- **INPUT MATERIAL**
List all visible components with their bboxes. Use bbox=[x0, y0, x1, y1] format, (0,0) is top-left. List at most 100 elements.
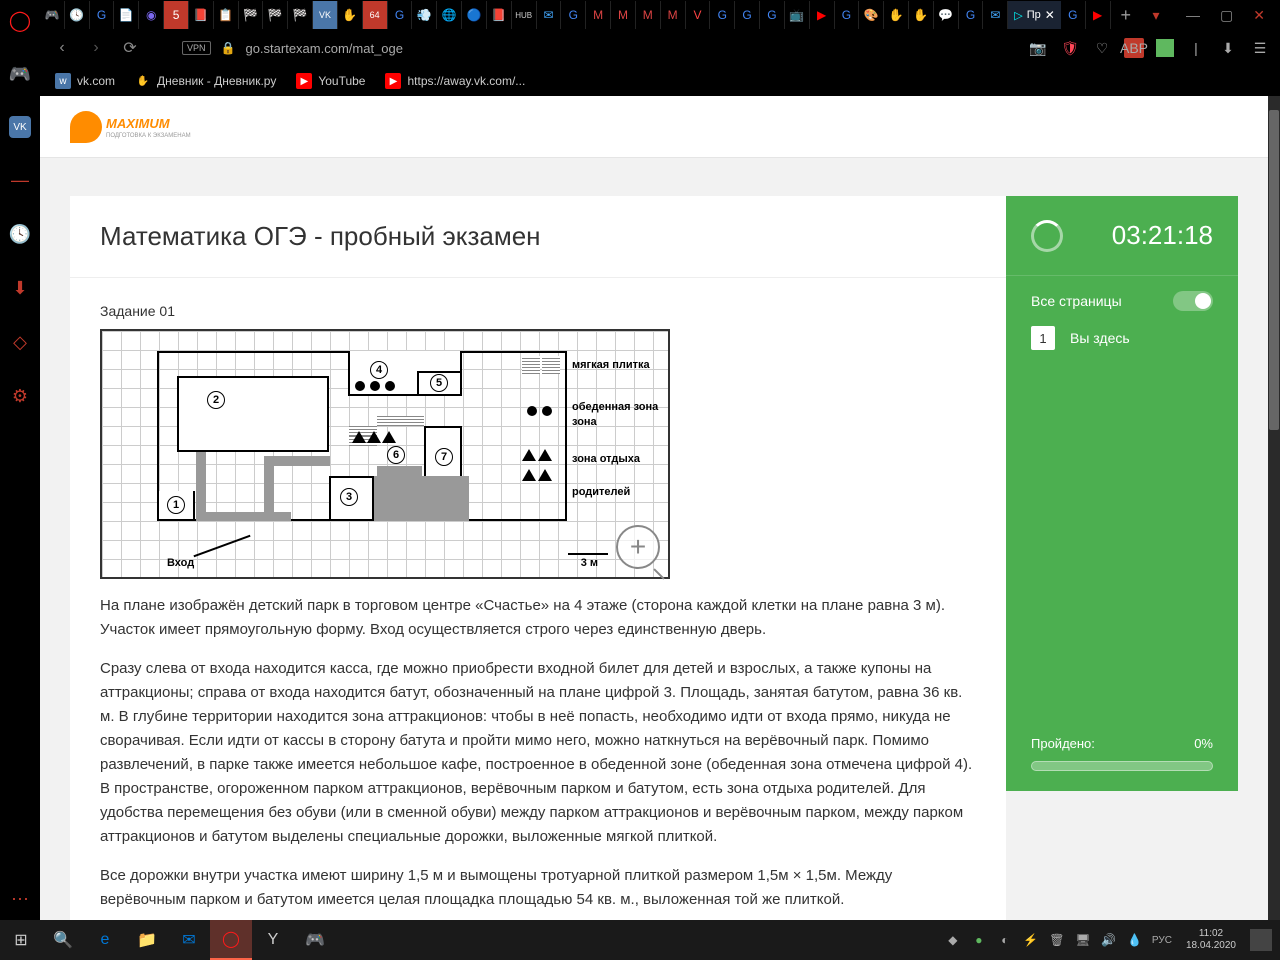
floor-plan-diagram[interactable]: 2 1 4 5 6 3 bbox=[100, 329, 670, 579]
tab-icon[interactable]: 64 bbox=[363, 1, 388, 29]
url-field[interactable]: go.startexam.com/mat_oge bbox=[245, 41, 1018, 56]
tab-icon[interactable]: G bbox=[959, 1, 984, 29]
new-tab-button[interactable]: + bbox=[1111, 5, 1142, 26]
tab-icon[interactable]: V bbox=[686, 1, 711, 29]
gear-icon[interactable]: ⚙ bbox=[8, 384, 32, 408]
vk-icon[interactable]: VK bbox=[9, 116, 31, 138]
tab-icon[interactable]: G bbox=[561, 1, 586, 29]
tab-icon[interactable]: ◉ bbox=[139, 1, 164, 29]
tab-icon[interactable]: 🎨 bbox=[859, 1, 884, 29]
more-icon[interactable]: ⋯ bbox=[0, 889, 40, 910]
tab-icon[interactable]: G bbox=[388, 1, 413, 29]
download-icon[interactable]: ⬇ bbox=[8, 276, 32, 300]
tab-icon[interactable]: G bbox=[710, 1, 735, 29]
tab-icon[interactable]: M bbox=[586, 1, 611, 29]
lock-icon[interactable]: 🔒 bbox=[221, 41, 236, 55]
adblock-icon[interactable]: ABP bbox=[1124, 38, 1144, 58]
search-button[interactable]: 🔍 bbox=[42, 920, 84, 960]
tab-icon[interactable]: ▶ bbox=[810, 1, 835, 29]
reload-button[interactable]: ⟳ bbox=[118, 36, 142, 60]
minus-icon[interactable]: — bbox=[8, 168, 32, 192]
tab-icon[interactable]: 💨 bbox=[412, 1, 437, 29]
tab-icon[interactable]: ✋ bbox=[884, 1, 909, 29]
volume-icon[interactable]: 🔊 bbox=[1100, 931, 1118, 949]
tab-icon[interactable]: 📄 bbox=[114, 1, 139, 29]
tab-icon[interactable]: G bbox=[835, 1, 860, 29]
discord-taskbar-icon[interactable]: 🎮 bbox=[294, 920, 336, 960]
shield-icon[interactable]: 🛡 bbox=[1060, 38, 1080, 58]
scrollbar[interactable] bbox=[1268, 96, 1280, 920]
explorer-icon[interactable]: 📁 bbox=[126, 920, 168, 960]
close-icon[interactable]: ✕ bbox=[1045, 8, 1055, 22]
tray-icon[interactable]: ◐ bbox=[996, 931, 1014, 949]
minimize-button[interactable]: — bbox=[1186, 7, 1200, 24]
mail-icon[interactable]: ✉ bbox=[168, 920, 210, 960]
yandex-icon[interactable]: Y bbox=[252, 920, 294, 960]
bookmark-item[interactable]: ✋Дневник - Дневник.ру bbox=[135, 73, 276, 89]
tab-icon[interactable]: 📕 bbox=[487, 1, 512, 29]
bookmark-item[interactable]: wvk.com bbox=[55, 73, 115, 89]
easy-setup-icon[interactable]: ☰ bbox=[1250, 38, 1270, 58]
tab-icon[interactable]: M bbox=[611, 1, 636, 29]
close-button[interactable]: ✕ bbox=[1253, 7, 1265, 24]
scroll-thumb[interactable] bbox=[1269, 110, 1279, 430]
all-pages-toggle[interactable] bbox=[1173, 291, 1213, 311]
tab-icon[interactable]: G bbox=[90, 1, 115, 29]
download-icon[interactable]: ⬇ bbox=[1218, 38, 1238, 58]
tab-icon[interactable]: M bbox=[636, 1, 661, 29]
tray-icon[interactable]: ● bbox=[970, 931, 988, 949]
maximize-button[interactable]: ▢ bbox=[1220, 7, 1233, 24]
discord-icon[interactable]: 🎮 bbox=[8, 62, 32, 86]
tab-icon[interactable]: 🌐 bbox=[437, 1, 462, 29]
forward-button[interactable]: › bbox=[84, 36, 108, 60]
tab-icon[interactable]: HUB bbox=[512, 1, 537, 29]
bookmark-item[interactable]: ▶YouTube bbox=[296, 73, 365, 89]
tab-icon[interactable]: ✋ bbox=[909, 1, 934, 29]
language-indicator[interactable]: РУС bbox=[1152, 931, 1172, 949]
tab-icon[interactable]: 🏁 bbox=[239, 1, 264, 29]
history-icon[interactable]: 🕓 bbox=[8, 222, 32, 246]
active-tab[interactable]: ▷ Пр ✕ bbox=[1008, 1, 1061, 29]
tab-icon[interactable]: ✉ bbox=[537, 1, 562, 29]
tab-icon[interactable]: 5 bbox=[164, 1, 189, 29]
opera-logo-icon[interactable]: ◯ bbox=[8, 8, 32, 32]
heart-icon[interactable]: ♡ bbox=[1092, 38, 1112, 58]
tab-icon[interactable]: 📕 bbox=[189, 1, 214, 29]
tab-icon[interactable]: 🏁 bbox=[263, 1, 288, 29]
page-nav-item[interactable]: 1 Вы здесь bbox=[1031, 326, 1213, 350]
tab-icon[interactable]: 🔵 bbox=[462, 1, 487, 29]
tab-icon[interactable]: G bbox=[1061, 1, 1086, 29]
camera-icon[interactable]: 📷 bbox=[1028, 38, 1048, 58]
start-button[interactable]: ⊞ bbox=[0, 920, 42, 960]
site-logo[interactable]: MAXIMUM ПОДГОТОВКА К ЭКЗАМЕНАМ bbox=[70, 111, 191, 143]
opera-taskbar-icon[interactable]: ◯ bbox=[210, 920, 252, 960]
tab-icon[interactable]: 🏁 bbox=[288, 1, 313, 29]
tab-icon[interactable]: 📺 bbox=[785, 1, 810, 29]
tab-icon[interactable]: 📋 bbox=[214, 1, 239, 29]
tray-icon[interactable]: 🖥 bbox=[1074, 931, 1092, 949]
zoom-icon[interactable]: + bbox=[616, 525, 660, 569]
ext-icon[interactable] bbox=[1156, 39, 1174, 57]
tab-icon[interactable]: 💬 bbox=[934, 1, 959, 29]
vpn-badge[interactable]: VPN bbox=[182, 41, 211, 55]
tray-icon[interactable]: 🗑 bbox=[1048, 931, 1066, 949]
tray-icon[interactable]: ◆ bbox=[944, 931, 962, 949]
back-button[interactable]: ‹ bbox=[50, 36, 74, 60]
tab-icon[interactable]: ✉ bbox=[983, 1, 1008, 29]
tab-icon[interactable]: ✋ bbox=[338, 1, 363, 29]
cube-icon[interactable]: ◇ bbox=[8, 330, 32, 354]
tab-icon[interactable]: VK bbox=[313, 1, 338, 29]
clock[interactable]: 11:02 18.04.2020 bbox=[1180, 928, 1242, 952]
menu-icon[interactable]: ▾ bbox=[1141, 7, 1171, 24]
tab-icon[interactable]: 🎮 bbox=[40, 1, 65, 29]
notifications-icon[interactable] bbox=[1250, 929, 1272, 951]
bookmark-item[interactable]: ▶https://away.vk.com/... bbox=[385, 73, 525, 89]
edge-icon[interactable]: e bbox=[84, 920, 126, 960]
tab-icon[interactable]: ▶ bbox=[1086, 1, 1111, 29]
tray-icon[interactable]: 💧 bbox=[1126, 931, 1144, 949]
tab-icon[interactable]: M bbox=[661, 1, 686, 29]
tab-icon[interactable]: G bbox=[735, 1, 760, 29]
tray-icon[interactable]: ⚡ bbox=[1022, 931, 1040, 949]
tab-icon[interactable]: 🕓 bbox=[65, 1, 90, 29]
tab-icon[interactable]: G bbox=[760, 1, 785, 29]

- **CHALLENGE**
Arrange every line of the items above as a numbered list, leaving out blank lines and the pictures.

- **PROBLEM SOLUTION**
1. List all visible components with their bboxes. Use bbox=[x0, y0, x1, y1] format, (0,0) is top-left. List at most 100 elements.
2. floor-plan-diagram[interactable]: 2 1 4 5 6 3 bbox=[100, 329, 670, 579]
3. tab-icon[interactable]: 64 bbox=[363, 1, 388, 29]
4. url-field[interactable]: go.startexam.com/mat_oge bbox=[245, 41, 1018, 56]
5. tab-icon[interactable]: G bbox=[959, 1, 984, 29]
6. new-tab-button[interactable]: + bbox=[1111, 5, 1142, 26]
7. tab-icon[interactable]: V bbox=[686, 1, 711, 29]
8. gear-icon[interactable]: ⚙ bbox=[8, 384, 32, 408]
9. vk-icon[interactable]: VK bbox=[9, 116, 31, 138]
10. tab-icon[interactable]: G bbox=[561, 1, 586, 29]
11. tab-icon[interactable]: ◉ bbox=[139, 1, 164, 29]
12. tab-icon[interactable]: 🎨 bbox=[859, 1, 884, 29]
13. more-icon[interactable]: ⋯ bbox=[0, 889, 40, 910]
14. tab-icon[interactable]: G bbox=[388, 1, 413, 29]
15. download-icon[interactable]: ⬇ bbox=[8, 276, 32, 300]
16. tab-icon[interactable]: G bbox=[710, 1, 735, 29]
17. tab-icon[interactable]: M bbox=[586, 1, 611, 29]
18. lock-icon[interactable]: 🔒 bbox=[221, 41, 236, 55]
19. adblock-icon[interactable]: ABP bbox=[1124, 38, 1144, 58]
20. search-button[interactable]: 🔍 bbox=[42, 920, 84, 960]
21. tab-icon[interactable]: ▶ bbox=[810, 1, 835, 29]
22. reload-button[interactable]: ⟳ bbox=[118, 36, 142, 60]
23. minus-icon[interactable]: — bbox=[8, 168, 32, 192]
24. tab-icon[interactable]: 💨 bbox=[412, 1, 437, 29]
25. tab-icon[interactable]: ✋ bbox=[884, 1, 909, 29]
26. volume-icon[interactable]: 🔊 bbox=[1100, 931, 1118, 949]
27. tab-icon[interactable]: 📄 bbox=[114, 1, 139, 29]
28. tab-icon[interactable]: G bbox=[835, 1, 860, 29]
29. discord-taskbar-icon[interactable]: 🎮 bbox=[294, 920, 336, 960]
30. shield-icon[interactable]: 🛡 bbox=[1060, 38, 1080, 58]
31. scrollbar[interactable] bbox=[1268, 96, 1280, 920]
32. explorer-icon[interactable]: 📁 bbox=[126, 920, 168, 960]
33. close-icon[interactable]: ✕ bbox=[1045, 8, 1055, 22]
34. tray-icon[interactable]: ◐ bbox=[996, 931, 1014, 949]
35. minimize-button[interactable]: — bbox=[1186, 7, 1200, 24]
36. mail-icon[interactable]: ✉ bbox=[168, 920, 210, 960]
37. yandex-icon[interactable]: Y bbox=[252, 920, 294, 960]
38. bookmark-item[interactable]: ✋Дневник - Дневник.ру bbox=[135, 73, 276, 89]
39. tab-icon[interactable]: 📕 bbox=[487, 1, 512, 29]
40. bookmark-item[interactable]: wvk.com bbox=[55, 73, 115, 89]
41. easy-setup-icon[interactable]: ☰ bbox=[1250, 38, 1270, 58]
42. tab-icon[interactable]: M bbox=[611, 1, 636, 29]
43. close-button[interactable]: ✕ bbox=[1253, 7, 1265, 24]
44. scroll-thumb[interactable] bbox=[1269, 110, 1279, 430]
45. all-pages-toggle[interactable] bbox=[1173, 291, 1213, 311]
46. tab-icon[interactable]: G bbox=[90, 1, 115, 29]
47. download-icon[interactable]: ⬇ bbox=[1218, 38, 1238, 58]
48. tab-icon[interactable]: M bbox=[636, 1, 661, 29]
49. tray-icon[interactable]: ● bbox=[970, 931, 988, 949]
50. maximize-button[interactable]: ▢ bbox=[1220, 7, 1233, 24]
51. discord-icon[interactable]: 🎮 bbox=[8, 62, 32, 86]
52. tab-icon[interactable]: 🌐 bbox=[437, 1, 462, 29]
53. forward-button[interactable]: › bbox=[84, 36, 108, 60]
54. tab-icon[interactable]: HUB bbox=[512, 1, 537, 29]
55. bookmark-item[interactable]: ▶YouTube bbox=[296, 73, 365, 89]
56. tab-icon[interactable]: ✋ bbox=[909, 1, 934, 29]
57. language-indicator[interactable]: РУС bbox=[1152, 931, 1172, 949]
58. tab-icon[interactable]: 🏁 bbox=[239, 1, 264, 29]
59. history-icon[interactable]: 🕓 bbox=[8, 222, 32, 246]
60. active-tab[interactable]: ▷ Пр ✕ bbox=[1008, 1, 1061, 29]
61. tab-icon[interactable]: ✉ bbox=[537, 1, 562, 29]
62. tab-icon[interactable]: 5 bbox=[164, 1, 189, 29]
63. opera-logo-icon[interactable]: ◯ bbox=[8, 8, 32, 32]
64. heart-icon[interactable]: ♡ bbox=[1092, 38, 1112, 58]
65. tab-icon[interactable]: 📕 bbox=[189, 1, 214, 29]
66. tab-icon[interactable]: 🏁 bbox=[263, 1, 288, 29]
67. page-nav-item[interactable]: 1 Вы здесь bbox=[1031, 326, 1213, 350]
68. tab-icon[interactable]: 🔵 bbox=[462, 1, 487, 29]
69. tab-icon[interactable]: G bbox=[1061, 1, 1086, 29]
70. camera-icon[interactable]: 📷 bbox=[1028, 38, 1048, 58]
71. start-button[interactable]: ⊞ bbox=[0, 920, 42, 960]
72. site-logo[interactable]: MAXIMUM ПОДГОТОВКА К ЭКЗАМЕНАМ bbox=[70, 111, 191, 143]
73. opera-taskbar-icon[interactable]: ◯ bbox=[210, 920, 252, 960]
74. tab-icon[interactable]: 🏁 bbox=[288, 1, 313, 29]
75. tab-icon[interactable]: 📺 bbox=[785, 1, 810, 29]
76. tab-icon[interactable]: 📋 bbox=[214, 1, 239, 29]
77. tray-icon[interactable]: 🖥 bbox=[1074, 931, 1092, 949]
78. zoom-icon[interactable]: + bbox=[616, 525, 660, 569]
79. ext-icon[interactable] bbox=[1156, 39, 1174, 57]
80. tab-icon[interactable]: 💬 bbox=[934, 1, 959, 29]
81. vpn-badge[interactable]: VPN bbox=[182, 41, 211, 55]
82. tray-icon[interactable]: 🗑 bbox=[1048, 931, 1066, 949]
83. tray-icon[interactable]: ◆ bbox=[944, 931, 962, 949]
84. back-button[interactable]: ‹ bbox=[50, 36, 74, 60]
85. tab-icon[interactable]: ✉ bbox=[983, 1, 1008, 29]
86. tab-icon[interactable]: ✋ bbox=[338, 1, 363, 29]
87. cube-icon[interactable]: ◇ bbox=[8, 330, 32, 354]
88. tab-icon[interactable]: VK bbox=[313, 1, 338, 29]
89. clock[interactable]: 11:02 18.04.2020 bbox=[1180, 928, 1242, 952]
90. menu-icon[interactable]: ▾ bbox=[1141, 7, 1171, 24]
91. tab-icon[interactable]: 🎮 bbox=[40, 1, 65, 29]
92. notifications-icon[interactable] bbox=[1250, 929, 1272, 951]
93. bookmark-item[interactable]: ▶https://away.vk.com/... bbox=[385, 73, 525, 89]
94. edge-icon[interactable]: e bbox=[84, 920, 126, 960]
95. tab-icon[interactable]: ▶ bbox=[1086, 1, 1111, 29]
96. tray-icon[interactable]: 💧 bbox=[1126, 931, 1144, 949]
97. tab-icon[interactable]: M bbox=[661, 1, 686, 29]
98. tab-icon[interactable]: G bbox=[735, 1, 760, 29]
99. tray-icon[interactable]: ⚡ bbox=[1022, 931, 1040, 949]
100. tab-icon[interactable]: 🕓 bbox=[65, 1, 90, 29]
101. tab-icon[interactable]: G bbox=[760, 1, 785, 29]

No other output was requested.